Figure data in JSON
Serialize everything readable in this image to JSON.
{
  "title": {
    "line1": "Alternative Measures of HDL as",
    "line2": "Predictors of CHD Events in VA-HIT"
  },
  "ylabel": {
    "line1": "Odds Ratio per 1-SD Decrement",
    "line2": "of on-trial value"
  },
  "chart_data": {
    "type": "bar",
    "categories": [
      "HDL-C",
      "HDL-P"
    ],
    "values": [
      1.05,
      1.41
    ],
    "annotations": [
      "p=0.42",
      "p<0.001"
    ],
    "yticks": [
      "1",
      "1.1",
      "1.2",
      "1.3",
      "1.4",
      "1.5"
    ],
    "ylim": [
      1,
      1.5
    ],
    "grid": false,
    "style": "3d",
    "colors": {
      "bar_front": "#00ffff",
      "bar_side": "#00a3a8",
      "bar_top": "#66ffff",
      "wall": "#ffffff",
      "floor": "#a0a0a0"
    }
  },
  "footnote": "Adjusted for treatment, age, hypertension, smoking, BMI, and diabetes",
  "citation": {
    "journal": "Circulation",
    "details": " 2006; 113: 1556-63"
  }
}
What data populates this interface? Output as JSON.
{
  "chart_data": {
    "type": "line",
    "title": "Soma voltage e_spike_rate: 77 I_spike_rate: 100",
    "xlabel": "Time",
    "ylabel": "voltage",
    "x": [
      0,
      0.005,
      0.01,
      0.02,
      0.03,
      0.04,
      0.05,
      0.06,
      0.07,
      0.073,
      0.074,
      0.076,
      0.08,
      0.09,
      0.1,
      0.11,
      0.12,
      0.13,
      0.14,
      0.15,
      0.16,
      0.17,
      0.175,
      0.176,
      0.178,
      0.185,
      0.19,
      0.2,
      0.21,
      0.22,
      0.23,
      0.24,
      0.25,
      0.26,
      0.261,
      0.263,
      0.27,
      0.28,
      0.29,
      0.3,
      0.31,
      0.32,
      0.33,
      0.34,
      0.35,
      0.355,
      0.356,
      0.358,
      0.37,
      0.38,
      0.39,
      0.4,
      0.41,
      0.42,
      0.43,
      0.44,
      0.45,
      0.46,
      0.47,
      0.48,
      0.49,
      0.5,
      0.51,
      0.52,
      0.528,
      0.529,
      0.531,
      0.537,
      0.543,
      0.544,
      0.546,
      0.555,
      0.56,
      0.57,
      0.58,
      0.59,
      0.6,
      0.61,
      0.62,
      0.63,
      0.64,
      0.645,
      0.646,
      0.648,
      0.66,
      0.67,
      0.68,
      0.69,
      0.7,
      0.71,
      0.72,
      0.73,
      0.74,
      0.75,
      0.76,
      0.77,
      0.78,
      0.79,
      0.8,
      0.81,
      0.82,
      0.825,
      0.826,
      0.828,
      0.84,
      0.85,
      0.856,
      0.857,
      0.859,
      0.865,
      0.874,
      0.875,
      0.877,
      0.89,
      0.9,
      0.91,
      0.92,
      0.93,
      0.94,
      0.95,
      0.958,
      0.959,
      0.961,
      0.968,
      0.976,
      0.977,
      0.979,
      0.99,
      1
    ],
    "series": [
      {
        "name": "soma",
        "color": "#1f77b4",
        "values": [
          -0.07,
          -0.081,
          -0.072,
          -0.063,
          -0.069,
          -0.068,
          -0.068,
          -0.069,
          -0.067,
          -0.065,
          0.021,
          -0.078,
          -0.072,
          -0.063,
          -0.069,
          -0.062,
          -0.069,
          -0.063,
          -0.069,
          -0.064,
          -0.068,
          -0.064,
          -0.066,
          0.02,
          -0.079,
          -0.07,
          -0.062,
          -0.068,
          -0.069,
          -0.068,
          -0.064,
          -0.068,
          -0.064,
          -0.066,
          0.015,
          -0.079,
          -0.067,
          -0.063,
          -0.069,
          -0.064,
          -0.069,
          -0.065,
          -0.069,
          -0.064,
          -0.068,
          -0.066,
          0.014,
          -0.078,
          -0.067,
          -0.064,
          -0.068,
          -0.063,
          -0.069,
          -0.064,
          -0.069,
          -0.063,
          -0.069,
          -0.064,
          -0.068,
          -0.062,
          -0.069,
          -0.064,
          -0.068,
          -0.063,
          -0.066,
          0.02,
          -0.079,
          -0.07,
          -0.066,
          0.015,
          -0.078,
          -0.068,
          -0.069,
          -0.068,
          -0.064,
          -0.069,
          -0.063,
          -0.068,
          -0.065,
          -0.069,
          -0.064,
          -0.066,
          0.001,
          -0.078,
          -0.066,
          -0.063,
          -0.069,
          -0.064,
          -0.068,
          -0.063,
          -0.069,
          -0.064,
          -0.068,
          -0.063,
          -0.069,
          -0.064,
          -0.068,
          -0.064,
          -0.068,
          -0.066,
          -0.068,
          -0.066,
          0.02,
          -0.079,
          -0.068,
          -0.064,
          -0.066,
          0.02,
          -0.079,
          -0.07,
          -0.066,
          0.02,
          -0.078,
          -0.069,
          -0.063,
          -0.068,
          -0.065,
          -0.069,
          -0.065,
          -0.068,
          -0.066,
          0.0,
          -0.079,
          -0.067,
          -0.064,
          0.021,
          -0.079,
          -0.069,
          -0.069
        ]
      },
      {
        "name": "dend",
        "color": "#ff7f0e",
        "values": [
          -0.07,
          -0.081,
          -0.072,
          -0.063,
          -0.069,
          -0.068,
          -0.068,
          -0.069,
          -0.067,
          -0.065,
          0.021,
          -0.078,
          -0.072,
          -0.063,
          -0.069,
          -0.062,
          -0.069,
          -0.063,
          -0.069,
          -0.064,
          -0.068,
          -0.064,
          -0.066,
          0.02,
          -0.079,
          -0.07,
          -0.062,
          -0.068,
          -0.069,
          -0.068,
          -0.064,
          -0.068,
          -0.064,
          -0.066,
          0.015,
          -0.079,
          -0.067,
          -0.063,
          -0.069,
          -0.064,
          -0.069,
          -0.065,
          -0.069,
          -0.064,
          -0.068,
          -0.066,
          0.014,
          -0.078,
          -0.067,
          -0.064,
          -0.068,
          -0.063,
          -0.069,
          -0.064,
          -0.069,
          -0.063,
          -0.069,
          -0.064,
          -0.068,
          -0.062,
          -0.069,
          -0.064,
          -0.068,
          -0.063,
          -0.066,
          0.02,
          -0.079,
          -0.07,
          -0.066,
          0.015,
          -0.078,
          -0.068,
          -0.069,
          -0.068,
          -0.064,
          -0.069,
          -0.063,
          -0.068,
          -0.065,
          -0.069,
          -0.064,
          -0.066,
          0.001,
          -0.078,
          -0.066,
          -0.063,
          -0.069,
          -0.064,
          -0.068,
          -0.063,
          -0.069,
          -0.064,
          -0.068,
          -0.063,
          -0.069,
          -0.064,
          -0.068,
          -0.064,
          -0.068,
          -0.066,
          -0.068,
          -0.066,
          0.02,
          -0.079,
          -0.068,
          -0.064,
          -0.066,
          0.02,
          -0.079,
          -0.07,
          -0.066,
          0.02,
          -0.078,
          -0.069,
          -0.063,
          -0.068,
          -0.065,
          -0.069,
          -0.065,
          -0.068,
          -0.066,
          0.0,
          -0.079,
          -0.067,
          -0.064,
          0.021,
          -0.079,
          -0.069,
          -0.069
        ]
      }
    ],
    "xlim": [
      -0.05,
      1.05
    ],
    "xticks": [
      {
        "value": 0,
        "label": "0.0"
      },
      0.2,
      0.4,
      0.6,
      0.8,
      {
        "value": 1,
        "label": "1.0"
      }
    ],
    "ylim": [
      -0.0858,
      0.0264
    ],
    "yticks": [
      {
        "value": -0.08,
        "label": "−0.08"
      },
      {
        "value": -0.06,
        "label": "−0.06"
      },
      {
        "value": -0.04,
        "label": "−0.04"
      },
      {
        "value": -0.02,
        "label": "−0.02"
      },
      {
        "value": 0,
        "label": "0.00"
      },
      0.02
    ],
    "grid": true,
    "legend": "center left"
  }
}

Task to carry out
In the listing, find all lines with the string "title" and copy them.

Task solution
  "title": {
    "title": "Soma voltage e_spike_rate: 77 I_spike_rate: 100",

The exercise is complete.